Items from a dataset:
begin
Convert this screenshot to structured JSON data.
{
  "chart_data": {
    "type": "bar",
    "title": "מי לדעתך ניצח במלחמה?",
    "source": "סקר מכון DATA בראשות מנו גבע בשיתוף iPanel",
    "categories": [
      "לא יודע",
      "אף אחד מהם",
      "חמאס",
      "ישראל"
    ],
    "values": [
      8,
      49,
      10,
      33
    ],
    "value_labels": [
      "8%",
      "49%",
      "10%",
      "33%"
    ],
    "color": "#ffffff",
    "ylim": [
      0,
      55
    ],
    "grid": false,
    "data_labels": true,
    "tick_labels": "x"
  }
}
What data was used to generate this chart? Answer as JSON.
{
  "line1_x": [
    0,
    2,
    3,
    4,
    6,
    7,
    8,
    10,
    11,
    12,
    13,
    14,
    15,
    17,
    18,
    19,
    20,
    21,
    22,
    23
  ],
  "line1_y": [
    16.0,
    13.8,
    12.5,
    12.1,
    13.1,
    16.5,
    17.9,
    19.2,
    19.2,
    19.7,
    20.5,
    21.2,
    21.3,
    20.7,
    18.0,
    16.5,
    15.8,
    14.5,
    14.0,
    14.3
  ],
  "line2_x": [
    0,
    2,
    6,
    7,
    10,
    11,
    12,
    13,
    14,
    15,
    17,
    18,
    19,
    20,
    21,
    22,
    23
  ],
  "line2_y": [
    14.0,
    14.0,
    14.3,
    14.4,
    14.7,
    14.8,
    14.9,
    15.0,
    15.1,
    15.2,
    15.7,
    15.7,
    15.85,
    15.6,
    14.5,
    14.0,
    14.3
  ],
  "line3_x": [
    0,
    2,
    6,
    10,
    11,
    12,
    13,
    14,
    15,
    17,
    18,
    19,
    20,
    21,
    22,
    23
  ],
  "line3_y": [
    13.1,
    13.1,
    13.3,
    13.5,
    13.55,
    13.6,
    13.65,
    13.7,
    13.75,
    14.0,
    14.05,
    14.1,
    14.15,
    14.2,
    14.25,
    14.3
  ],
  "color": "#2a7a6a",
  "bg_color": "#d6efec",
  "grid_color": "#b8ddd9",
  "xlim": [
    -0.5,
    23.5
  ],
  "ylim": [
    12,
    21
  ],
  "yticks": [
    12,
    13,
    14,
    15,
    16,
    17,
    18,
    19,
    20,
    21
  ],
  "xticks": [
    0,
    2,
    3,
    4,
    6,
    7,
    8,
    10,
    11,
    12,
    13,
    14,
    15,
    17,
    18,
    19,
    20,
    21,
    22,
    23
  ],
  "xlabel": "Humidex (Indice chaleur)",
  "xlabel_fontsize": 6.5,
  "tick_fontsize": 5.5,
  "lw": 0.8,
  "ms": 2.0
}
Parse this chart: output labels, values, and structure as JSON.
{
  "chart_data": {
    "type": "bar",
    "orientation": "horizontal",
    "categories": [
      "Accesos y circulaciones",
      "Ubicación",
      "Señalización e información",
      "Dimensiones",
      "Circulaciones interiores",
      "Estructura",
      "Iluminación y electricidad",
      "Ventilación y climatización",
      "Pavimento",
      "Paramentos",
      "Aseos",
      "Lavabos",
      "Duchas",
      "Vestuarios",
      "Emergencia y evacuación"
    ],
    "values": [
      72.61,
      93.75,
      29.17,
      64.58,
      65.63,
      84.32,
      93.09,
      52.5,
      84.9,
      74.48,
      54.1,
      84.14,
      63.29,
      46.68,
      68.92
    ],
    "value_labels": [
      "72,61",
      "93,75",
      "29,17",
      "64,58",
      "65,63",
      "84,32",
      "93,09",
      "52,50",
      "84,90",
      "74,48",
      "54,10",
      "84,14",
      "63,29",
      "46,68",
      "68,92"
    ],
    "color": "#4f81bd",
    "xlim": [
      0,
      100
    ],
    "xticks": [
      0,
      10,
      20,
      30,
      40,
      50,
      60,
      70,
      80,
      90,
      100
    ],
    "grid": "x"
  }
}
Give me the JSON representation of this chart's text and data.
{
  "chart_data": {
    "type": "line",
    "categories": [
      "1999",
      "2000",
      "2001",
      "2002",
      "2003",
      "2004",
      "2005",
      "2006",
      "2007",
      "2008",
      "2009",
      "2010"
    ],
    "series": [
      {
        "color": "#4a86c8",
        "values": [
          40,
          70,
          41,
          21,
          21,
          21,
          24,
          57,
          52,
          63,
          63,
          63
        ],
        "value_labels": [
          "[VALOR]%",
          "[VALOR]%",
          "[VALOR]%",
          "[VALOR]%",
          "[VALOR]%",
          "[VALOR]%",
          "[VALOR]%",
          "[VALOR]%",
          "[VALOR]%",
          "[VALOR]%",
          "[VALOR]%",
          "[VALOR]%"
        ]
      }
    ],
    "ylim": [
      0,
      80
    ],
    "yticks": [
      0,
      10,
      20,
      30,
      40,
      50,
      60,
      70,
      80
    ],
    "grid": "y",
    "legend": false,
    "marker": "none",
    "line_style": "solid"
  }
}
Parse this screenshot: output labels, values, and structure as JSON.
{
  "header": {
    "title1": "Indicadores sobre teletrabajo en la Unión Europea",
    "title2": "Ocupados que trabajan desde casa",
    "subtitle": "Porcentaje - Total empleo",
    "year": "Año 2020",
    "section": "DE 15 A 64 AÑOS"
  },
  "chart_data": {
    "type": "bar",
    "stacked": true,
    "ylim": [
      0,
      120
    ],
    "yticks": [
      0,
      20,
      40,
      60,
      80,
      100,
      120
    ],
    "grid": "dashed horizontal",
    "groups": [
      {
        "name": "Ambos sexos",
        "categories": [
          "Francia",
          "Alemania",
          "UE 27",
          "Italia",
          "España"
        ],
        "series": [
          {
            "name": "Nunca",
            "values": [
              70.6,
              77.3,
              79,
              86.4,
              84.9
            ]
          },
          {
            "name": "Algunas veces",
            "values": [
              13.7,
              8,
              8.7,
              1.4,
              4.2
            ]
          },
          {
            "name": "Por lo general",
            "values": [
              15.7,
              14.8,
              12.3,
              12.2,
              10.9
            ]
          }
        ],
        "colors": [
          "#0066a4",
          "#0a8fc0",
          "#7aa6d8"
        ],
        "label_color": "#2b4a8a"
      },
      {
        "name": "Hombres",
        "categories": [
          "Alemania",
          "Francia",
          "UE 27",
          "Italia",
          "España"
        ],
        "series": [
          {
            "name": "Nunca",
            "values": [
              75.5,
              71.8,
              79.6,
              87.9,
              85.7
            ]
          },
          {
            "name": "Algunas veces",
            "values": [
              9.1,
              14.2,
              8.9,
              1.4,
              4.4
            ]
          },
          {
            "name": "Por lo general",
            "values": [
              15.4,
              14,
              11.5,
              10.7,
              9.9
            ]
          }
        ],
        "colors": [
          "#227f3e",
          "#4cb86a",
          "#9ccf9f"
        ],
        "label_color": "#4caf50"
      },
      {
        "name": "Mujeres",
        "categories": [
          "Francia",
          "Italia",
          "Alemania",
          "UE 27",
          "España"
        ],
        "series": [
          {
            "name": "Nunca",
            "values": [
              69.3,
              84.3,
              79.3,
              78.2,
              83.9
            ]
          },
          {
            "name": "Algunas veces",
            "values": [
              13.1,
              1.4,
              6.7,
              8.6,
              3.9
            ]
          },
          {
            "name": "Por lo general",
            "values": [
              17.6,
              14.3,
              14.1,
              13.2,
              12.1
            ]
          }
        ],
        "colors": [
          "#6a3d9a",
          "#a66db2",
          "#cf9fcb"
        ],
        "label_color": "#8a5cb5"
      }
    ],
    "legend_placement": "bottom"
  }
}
end
**Work to complete:** From the data above, show each line that contains "screenshot".

**Solution for this exercise:**
Convert this screenshot to structured JSON data.
Parse this screenshot: output labels, values, and structure as JSON.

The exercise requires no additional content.